### INSTRUCTION
Please output the lines shown below exactly as they appear.

### TASK INPUTS

## start

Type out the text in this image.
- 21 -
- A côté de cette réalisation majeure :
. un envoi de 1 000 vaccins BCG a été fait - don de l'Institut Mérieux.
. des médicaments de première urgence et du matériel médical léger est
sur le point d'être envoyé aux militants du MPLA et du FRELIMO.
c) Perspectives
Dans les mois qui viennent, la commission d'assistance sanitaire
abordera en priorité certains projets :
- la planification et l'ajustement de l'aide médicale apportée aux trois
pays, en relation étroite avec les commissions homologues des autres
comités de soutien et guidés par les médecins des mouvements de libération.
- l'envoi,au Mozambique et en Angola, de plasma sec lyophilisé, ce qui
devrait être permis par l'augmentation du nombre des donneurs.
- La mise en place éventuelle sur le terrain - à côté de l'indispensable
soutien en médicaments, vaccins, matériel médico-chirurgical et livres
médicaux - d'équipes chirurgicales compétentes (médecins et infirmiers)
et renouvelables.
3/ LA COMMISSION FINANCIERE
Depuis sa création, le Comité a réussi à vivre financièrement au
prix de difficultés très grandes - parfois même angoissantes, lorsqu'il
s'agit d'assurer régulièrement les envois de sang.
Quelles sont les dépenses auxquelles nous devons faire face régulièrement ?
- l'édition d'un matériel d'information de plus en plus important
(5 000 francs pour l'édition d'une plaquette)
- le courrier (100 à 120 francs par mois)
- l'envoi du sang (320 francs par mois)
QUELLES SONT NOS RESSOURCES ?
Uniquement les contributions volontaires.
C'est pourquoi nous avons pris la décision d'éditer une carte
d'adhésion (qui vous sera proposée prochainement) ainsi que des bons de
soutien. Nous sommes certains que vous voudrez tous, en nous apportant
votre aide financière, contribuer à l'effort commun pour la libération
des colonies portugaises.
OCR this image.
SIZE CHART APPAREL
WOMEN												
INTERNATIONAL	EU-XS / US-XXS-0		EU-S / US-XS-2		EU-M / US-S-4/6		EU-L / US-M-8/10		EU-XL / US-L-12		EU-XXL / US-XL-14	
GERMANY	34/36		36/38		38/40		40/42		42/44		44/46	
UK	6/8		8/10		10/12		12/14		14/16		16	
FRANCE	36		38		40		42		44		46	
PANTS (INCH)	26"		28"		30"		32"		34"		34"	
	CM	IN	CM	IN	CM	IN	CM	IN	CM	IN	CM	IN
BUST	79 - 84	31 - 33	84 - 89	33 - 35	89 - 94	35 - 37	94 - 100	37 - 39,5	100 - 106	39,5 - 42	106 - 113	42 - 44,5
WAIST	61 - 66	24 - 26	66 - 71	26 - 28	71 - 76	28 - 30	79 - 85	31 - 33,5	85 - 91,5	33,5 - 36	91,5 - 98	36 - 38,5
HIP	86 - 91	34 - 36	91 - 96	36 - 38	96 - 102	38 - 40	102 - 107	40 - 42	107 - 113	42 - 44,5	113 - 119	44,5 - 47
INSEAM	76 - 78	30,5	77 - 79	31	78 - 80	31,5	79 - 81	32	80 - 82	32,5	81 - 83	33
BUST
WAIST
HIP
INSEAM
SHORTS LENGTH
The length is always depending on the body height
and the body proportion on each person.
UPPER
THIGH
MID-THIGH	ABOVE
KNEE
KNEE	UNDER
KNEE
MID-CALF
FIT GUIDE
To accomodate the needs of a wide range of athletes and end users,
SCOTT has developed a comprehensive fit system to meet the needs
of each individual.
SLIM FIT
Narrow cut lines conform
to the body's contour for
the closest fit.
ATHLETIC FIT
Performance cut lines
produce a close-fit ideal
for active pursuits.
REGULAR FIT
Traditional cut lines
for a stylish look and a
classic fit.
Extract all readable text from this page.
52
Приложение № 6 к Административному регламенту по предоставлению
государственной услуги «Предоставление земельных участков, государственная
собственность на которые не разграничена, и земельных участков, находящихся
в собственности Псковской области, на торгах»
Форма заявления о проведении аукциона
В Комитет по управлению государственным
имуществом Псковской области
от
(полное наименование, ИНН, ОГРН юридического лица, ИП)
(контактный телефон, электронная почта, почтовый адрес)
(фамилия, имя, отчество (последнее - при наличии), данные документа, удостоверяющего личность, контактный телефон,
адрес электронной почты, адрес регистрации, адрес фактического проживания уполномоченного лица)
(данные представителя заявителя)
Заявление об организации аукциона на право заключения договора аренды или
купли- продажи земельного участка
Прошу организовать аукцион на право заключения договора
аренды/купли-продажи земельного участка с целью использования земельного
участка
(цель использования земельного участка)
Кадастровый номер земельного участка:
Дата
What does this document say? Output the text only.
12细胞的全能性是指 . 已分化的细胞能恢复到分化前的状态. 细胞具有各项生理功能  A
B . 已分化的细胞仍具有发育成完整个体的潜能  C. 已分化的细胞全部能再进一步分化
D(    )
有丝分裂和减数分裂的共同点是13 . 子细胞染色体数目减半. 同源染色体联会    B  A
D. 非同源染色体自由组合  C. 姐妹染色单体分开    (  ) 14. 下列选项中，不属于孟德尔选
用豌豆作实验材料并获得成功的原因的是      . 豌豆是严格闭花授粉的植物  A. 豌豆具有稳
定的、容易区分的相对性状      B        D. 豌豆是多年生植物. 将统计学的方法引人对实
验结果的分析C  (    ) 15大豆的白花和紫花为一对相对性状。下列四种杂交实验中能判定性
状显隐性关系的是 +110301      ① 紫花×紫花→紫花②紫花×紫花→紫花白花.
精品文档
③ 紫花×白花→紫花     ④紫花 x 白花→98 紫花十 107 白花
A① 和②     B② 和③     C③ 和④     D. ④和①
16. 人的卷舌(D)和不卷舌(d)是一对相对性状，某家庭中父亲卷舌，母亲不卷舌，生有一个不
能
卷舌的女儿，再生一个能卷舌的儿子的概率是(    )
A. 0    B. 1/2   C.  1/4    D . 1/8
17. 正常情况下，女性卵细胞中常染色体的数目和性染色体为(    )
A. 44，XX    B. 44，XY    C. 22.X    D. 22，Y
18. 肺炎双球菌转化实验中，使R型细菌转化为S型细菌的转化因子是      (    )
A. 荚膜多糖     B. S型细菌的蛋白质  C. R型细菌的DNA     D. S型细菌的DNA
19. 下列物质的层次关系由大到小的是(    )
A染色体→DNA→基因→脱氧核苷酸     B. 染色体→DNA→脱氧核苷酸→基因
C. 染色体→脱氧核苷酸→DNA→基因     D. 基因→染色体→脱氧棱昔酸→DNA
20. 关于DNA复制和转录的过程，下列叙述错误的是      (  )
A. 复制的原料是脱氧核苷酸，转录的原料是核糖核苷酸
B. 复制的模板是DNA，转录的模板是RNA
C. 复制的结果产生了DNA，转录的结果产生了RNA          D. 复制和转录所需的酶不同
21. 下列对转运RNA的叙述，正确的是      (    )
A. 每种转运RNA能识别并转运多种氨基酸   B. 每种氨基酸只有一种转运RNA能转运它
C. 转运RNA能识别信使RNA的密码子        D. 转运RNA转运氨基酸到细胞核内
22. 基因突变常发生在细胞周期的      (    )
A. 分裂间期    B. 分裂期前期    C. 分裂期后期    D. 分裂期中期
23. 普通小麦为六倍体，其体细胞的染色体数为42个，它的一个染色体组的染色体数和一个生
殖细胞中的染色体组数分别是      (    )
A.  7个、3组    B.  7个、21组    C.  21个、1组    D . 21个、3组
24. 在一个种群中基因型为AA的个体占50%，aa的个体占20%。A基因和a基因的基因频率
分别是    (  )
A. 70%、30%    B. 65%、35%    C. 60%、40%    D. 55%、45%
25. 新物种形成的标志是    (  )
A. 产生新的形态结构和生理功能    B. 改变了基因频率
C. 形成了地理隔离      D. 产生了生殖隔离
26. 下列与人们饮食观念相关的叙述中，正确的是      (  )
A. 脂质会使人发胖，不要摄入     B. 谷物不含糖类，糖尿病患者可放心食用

## end

### RESPONSE
Type out the text in this image.
- 21 -
- A côté de cette réalisation majeure :
. un envoi de 1 000 vaccins BCG a été fait - don de l'Institut Mérieux.
. des médicaments de première urgence et du matériel médical léger est
sur le point d'être envoyé aux militants du MPLA et du FRELIMO.
c) Perspectives
Dans les mois qui viennent, la commission d'assistance sanitaire
abordera en priorité certains projets :
- la planification et l'ajustement de l'aide médicale apportée aux trois
pays, en relation étroite avec les commissions homologues des autres
comités de soutien et guidés par les médecins des mouvements de libération.
- l'envoi,au Mozambique et en Angola, de plasma sec lyophilisé, ce qui
devrait être permis par l'augmentation du nombre des donneurs.
- La mise en place éventuelle sur le terrain - à côté de l'indispensable
soutien en médicaments, vaccins, matériel médico-chirurgical et livres
médicaux - d'équipes chirurgicales compétentes (médecins et infirmiers)
et renouvelables.
3/ LA COMMISSION FINANCIERE
Depuis sa création, le Comité a réussi à vivre financièrement au
prix de difficultés très grandes - parfois même angoissantes, lorsqu'il
s'agit d'assurer régulièrement les envois de sang.
Quelles sont les dépenses auxquelles nous devons faire face régulièrement ?
- l'édition d'un matériel d'information de plus en plus important
(5 000 francs pour l'édition d'une plaquette)
- le courrier (100 à 120 francs par mois)
- l'envoi du sang (320 francs par mois)
QUELLES SONT NOS RESSOURCES ?
Uniquement les contributions volontaires.
C'est pourquoi nous avons pris la décision d'éditer une carte
d'adhésion (qui vous sera proposée prochainement) ainsi que des bons de
soutien. Nous sommes certains que vous voudrez tous, en nous apportant
votre aide financière, contribuer à l'effort commun pour la libération
des colonies portugaises.
OCR this image.
SIZE CHART APPAREL
WOMEN												
INTERNATIONAL	EU-XS / US-XXS-0		EU-S / US-XS-2		EU-M / US-S-4/6		EU-L / US-M-8/10		EU-XL / US-L-12		EU-XXL / US-XL-14	
GERMANY	34/36		36/38		38/40		40/42		42/44		44/46	
UK	6/8		8/10		10/12		12/14		14/16		16	
FRANCE	36		38		40		42		44		46	
PANTS (INCH)	26"		28"		30"		32"		34"		34"	
	CM	IN	CM	IN	CM	IN	CM	IN	CM	IN	CM	IN
BUST	79 - 84	31 - 33	84 - 89	33 - 35	89 - 94	35 - 37	94 - 100	37 - 39,5	100 - 106	39,5 - 42	106 - 113	42 - 44,5
WAIST	61 - 66	24 - 26	66 - 71	26 - 28	71 - 76	28 - 30	79 - 85	31 - 33,5	85 - 91,5	33,5 - 36	91,5 - 98	36 - 38,5
HIP	86 - 91	34 - 36	91 - 96	36 - 38	96 - 102	38 - 40	102 - 107	40 - 42	107 - 113	42 - 44,5	113 - 119	44,5 - 47
INSEAM	76 - 78	30,5	77 - 79	31	78 - 80	31,5	79 - 81	32	80 - 82	32,5	81 - 83	33
BUST
WAIST
HIP
INSEAM
SHORTS LENGTH
The length is always depending on the body height
and the body proportion on each person.
UPPER
THIGH
MID-THIGH	ABOVE
KNEE
KNEE	UNDER
KNEE
MID-CALF
FIT GUIDE
To accomodate the needs of a wide range of athletes and end users,
SCOTT has developed a comprehensive fit system to meet the needs
of each individual.
SLIM FIT
Narrow cut lines conform
to the body's contour for
the closest fit.
ATHLETIC FIT
Performance cut lines
produce a close-fit ideal
for active pursuits.
REGULAR FIT
Traditional cut lines
for a stylish look and a
classic fit.
Extract all readable text from this page.
52
Приложение № 6 к Административному регламенту по предоставлению
государственной услуги «Предоставление земельных участков, государственная
собственность на которые не разграничена, и земельных участков, находящихся
в собственности Псковской области, на торгах»
Форма заявления о проведении аукциона
В Комитет по управлению государственным
имуществом Псковской области
от
(полное наименование, ИНН, ОГРН юридического лица, ИП)
(контактный телефон, электронная почта, почтовый адрес)
(фамилия, имя, отчество (последнее - при наличии), данные документа, удостоверяющего личность, контактный телефон,
адрес электронной почты, адрес регистрации, адрес фактического проживания уполномоченного лица)
(данные представителя заявителя)
Заявление об организации аукциона на право заключения договора аренды или
купли- продажи земельного участка
Прошу организовать аукцион на право заключения договора
аренды/купли-продажи земельного участка с целью использования земельного
участка
(цель использования земельного участка)
Кадастровый номер земельного участка:
Дата
What does this document say? Output the text only.
12细胞的全能性是指 . 已分化的细胞能恢复到分化前的状态. 细胞具有各项生理功能  A
B . 已分化的细胞仍具有发育成完整个体的潜能  C. 已分化的细胞全部能再进一步分化
D(    )
有丝分裂和减数分裂的共同点是13 . 子细胞染色体数目减半. 同源染色体联会    B  A
D. 非同源染色体自由组合  C. 姐妹染色单体分开    (  ) 14. 下列选项中，不属于孟德尔选
用豌豆作实验材料并获得成功的原因的是      . 豌豆是严格闭花授粉的植物  A. 豌豆具有稳
定的、容易区分的相对性状      B        D. 豌豆是多年生植物. 将统计学的方法引人对实
验结果的分析C  (    ) 15大豆的白花和紫花为一对相对性状。下列四种杂交实验中能判定性
状显隐性关系的是 +110301      ① 紫花×紫花→紫花②紫花×紫花→紫花白花.
精品文档
③ 紫花×白花→紫花     ④紫花 x 白花→98 紫花十 107 白花
A① 和②     B② 和③     C③ 和④     D. ④和①
16. 人的卷舌(D)和不卷舌(d)是一对相对性状，某家庭中父亲卷舌，母亲不卷舌，生有一个不
能
卷舌的女儿，再生一个能卷舌的儿子的概率是(    )
A. 0    B. 1/2   C.  1/4    D . 1/8
17. 正常情况下，女性卵细胞中常染色体的数目和性染色体为(    )
A. 44，XX    B. 44，XY    C. 22.X    D. 22，Y
18. 肺炎双球菌转化实验中，使R型细菌转化为S型细菌的转化因子是      (    )
A. 荚膜多糖     B. S型细菌的蛋白质  C. R型细菌的DNA     D. S型细菌的DNA
19. 下列物质的层次关系由大到小的是(    )
A染色体→DNA→基因→脱氧核苷酸     B. 染色体→DNA→脱氧核苷酸→基因
C. 染色体→脱氧核苷酸→DNA→基因     D. 基因→染色体→脱氧棱昔酸→DNA
20. 关于DNA复制和转录的过程，下列叙述错误的是      (  )
A. 复制的原料是脱氧核苷酸，转录的原料是核糖核苷酸
B. 复制的模板是DNA，转录的模板是RNA
C. 复制的结果产生了DNA，转录的结果产生了RNA          D. 复制和转录所需的酶不同
21. 下列对转运RNA的叙述，正确的是      (    )
A. 每种转运RNA能识别并转运多种氨基酸   B. 每种氨基酸只有一种转运RNA能转运它
C. 转运RNA能识别信使RNA的密码子        D. 转运RNA转运氨基酸到细胞核内
22. 基因突变常发生在细胞周期的      (    )
A. 分裂间期    B. 分裂期前期    C. 分裂期后期    D. 分裂期中期
23. 普通小麦为六倍体，其体细胞的染色体数为42个，它的一个染色体组的染色体数和一个生
殖细胞中的染色体组数分别是      (    )
A.  7个、3组    B.  7个、21组    C.  21个、1组    D . 21个、3组
24. 在一个种群中基因型为AA的个体占50%，aa的个体占20%。A基因和a基因的基因频率
分别是    (  )
A. 70%、30%    B. 65%、35%    C. 60%、40%    D. 55%、45%
25. 新物种形成的标志是    (  )
A. 产生新的形态结构和生理功能    B. 改变了基因频率
C. 形成了地理隔离      D. 产生了生殖隔离
26. 下列与人们饮食观念相关的叙述中，正确的是      (  )
A. 脂质会使人发胖，不要摄入     B. 谷物不含糖类，糖尿病患者可放心食用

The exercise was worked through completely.